*JOB:* Read the listing and extract each line that includes the word "structured".

○ ○ ○

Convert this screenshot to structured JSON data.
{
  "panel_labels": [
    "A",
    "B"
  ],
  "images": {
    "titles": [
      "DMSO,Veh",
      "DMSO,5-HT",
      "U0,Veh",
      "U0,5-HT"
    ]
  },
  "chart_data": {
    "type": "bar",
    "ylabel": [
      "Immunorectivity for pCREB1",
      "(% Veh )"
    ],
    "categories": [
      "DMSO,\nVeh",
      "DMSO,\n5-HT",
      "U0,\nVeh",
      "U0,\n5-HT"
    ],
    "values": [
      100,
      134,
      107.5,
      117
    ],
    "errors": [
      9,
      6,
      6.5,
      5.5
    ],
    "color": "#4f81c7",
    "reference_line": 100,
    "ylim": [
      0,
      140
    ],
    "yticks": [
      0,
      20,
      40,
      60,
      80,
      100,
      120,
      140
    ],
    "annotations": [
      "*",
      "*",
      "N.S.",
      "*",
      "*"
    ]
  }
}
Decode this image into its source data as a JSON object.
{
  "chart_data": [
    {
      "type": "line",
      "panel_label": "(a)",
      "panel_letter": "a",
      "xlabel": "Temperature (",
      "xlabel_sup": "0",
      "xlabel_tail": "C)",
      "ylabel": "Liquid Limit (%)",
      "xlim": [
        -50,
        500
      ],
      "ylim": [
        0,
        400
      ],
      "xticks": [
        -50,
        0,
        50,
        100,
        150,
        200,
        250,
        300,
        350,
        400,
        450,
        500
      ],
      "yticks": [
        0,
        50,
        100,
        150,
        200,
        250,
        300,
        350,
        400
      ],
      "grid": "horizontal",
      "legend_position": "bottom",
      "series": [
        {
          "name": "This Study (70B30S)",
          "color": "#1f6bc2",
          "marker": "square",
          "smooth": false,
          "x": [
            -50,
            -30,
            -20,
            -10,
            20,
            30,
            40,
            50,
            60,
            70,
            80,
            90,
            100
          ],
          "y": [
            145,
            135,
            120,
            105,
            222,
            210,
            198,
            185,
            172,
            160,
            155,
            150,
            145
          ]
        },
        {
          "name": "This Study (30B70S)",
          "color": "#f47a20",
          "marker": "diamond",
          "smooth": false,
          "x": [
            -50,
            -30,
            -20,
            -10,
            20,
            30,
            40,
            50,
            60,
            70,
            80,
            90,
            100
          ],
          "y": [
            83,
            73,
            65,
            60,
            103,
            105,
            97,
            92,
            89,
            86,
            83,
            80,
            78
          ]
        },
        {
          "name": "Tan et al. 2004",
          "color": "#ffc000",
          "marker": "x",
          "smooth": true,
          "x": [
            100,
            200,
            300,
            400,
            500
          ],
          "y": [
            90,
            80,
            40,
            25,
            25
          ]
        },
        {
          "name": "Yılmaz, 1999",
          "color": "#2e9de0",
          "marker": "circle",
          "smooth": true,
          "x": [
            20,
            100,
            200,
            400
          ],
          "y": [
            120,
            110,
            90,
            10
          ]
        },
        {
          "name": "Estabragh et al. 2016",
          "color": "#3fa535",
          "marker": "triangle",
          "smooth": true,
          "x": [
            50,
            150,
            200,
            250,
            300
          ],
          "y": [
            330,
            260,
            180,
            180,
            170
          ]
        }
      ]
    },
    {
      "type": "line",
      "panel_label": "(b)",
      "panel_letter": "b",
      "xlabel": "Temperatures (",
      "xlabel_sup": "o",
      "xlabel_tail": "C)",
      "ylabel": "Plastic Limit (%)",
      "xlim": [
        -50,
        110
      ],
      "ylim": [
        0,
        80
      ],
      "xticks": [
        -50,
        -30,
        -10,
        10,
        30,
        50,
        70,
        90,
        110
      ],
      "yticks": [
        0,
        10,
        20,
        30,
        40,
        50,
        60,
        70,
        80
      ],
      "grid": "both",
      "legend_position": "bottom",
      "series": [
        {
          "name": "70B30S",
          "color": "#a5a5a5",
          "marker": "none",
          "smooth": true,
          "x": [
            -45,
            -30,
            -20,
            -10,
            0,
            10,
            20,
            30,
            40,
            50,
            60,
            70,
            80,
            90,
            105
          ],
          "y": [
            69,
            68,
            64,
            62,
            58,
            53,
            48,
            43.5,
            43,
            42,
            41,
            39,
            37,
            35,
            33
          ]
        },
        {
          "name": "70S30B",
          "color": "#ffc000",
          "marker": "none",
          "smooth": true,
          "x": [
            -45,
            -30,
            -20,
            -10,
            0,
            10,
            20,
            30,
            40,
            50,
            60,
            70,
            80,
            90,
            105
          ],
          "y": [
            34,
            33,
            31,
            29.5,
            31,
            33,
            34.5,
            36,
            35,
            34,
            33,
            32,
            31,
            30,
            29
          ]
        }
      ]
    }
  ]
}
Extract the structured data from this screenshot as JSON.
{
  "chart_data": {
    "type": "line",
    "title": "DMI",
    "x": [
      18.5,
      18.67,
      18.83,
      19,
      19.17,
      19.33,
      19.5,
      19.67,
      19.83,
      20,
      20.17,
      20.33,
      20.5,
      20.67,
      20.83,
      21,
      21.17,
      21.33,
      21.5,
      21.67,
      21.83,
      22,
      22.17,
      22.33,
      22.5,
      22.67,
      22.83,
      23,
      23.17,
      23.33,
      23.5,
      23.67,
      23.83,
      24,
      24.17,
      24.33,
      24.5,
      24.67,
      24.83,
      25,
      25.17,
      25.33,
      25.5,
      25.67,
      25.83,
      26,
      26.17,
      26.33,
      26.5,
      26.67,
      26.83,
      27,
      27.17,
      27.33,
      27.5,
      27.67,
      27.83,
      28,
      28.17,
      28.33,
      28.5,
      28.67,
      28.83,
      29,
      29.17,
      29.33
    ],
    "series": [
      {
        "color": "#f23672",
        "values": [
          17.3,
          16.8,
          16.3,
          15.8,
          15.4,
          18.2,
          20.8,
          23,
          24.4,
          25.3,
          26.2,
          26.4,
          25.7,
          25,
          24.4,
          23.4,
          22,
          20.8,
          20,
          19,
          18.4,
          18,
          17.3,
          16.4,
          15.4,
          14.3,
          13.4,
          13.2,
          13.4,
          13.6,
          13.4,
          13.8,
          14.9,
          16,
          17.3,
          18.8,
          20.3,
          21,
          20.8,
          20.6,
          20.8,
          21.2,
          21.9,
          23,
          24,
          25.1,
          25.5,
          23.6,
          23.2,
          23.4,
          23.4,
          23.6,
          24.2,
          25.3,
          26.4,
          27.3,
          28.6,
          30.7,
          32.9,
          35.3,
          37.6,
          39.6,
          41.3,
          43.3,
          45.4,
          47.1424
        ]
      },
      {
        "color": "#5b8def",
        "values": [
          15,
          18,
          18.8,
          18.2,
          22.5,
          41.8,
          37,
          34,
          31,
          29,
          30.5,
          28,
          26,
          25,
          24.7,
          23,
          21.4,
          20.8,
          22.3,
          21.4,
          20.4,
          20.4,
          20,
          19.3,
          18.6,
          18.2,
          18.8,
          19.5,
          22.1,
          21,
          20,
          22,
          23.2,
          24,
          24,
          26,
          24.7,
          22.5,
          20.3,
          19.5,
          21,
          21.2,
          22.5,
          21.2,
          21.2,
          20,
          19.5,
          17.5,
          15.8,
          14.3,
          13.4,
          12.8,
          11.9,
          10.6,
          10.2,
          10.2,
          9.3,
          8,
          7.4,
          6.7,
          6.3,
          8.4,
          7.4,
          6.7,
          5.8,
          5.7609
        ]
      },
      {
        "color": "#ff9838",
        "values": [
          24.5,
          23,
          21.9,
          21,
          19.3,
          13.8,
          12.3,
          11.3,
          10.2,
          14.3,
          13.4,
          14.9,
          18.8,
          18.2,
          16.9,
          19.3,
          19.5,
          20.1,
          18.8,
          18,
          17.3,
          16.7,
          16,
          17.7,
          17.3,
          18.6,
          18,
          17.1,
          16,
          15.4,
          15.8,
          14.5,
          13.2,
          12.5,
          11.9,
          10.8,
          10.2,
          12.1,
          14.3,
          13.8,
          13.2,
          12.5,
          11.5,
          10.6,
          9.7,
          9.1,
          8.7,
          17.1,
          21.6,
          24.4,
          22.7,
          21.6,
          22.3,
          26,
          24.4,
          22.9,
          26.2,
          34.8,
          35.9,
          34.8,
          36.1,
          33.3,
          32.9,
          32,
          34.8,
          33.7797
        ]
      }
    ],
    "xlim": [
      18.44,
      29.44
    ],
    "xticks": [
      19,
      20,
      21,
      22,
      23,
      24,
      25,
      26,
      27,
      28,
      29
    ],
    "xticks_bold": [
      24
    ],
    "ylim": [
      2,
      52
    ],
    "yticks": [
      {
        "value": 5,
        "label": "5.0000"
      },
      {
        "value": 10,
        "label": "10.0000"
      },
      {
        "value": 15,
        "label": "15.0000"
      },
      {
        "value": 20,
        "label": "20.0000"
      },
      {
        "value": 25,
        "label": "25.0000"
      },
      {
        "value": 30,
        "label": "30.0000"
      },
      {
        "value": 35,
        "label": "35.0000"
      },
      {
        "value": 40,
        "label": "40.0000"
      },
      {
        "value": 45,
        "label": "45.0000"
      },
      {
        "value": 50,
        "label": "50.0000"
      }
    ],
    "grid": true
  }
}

○ ○ ○

*THE ANSWER:*
Convert this screenshot to structured JSON data.
Extract the structured data from this screenshot as JSON.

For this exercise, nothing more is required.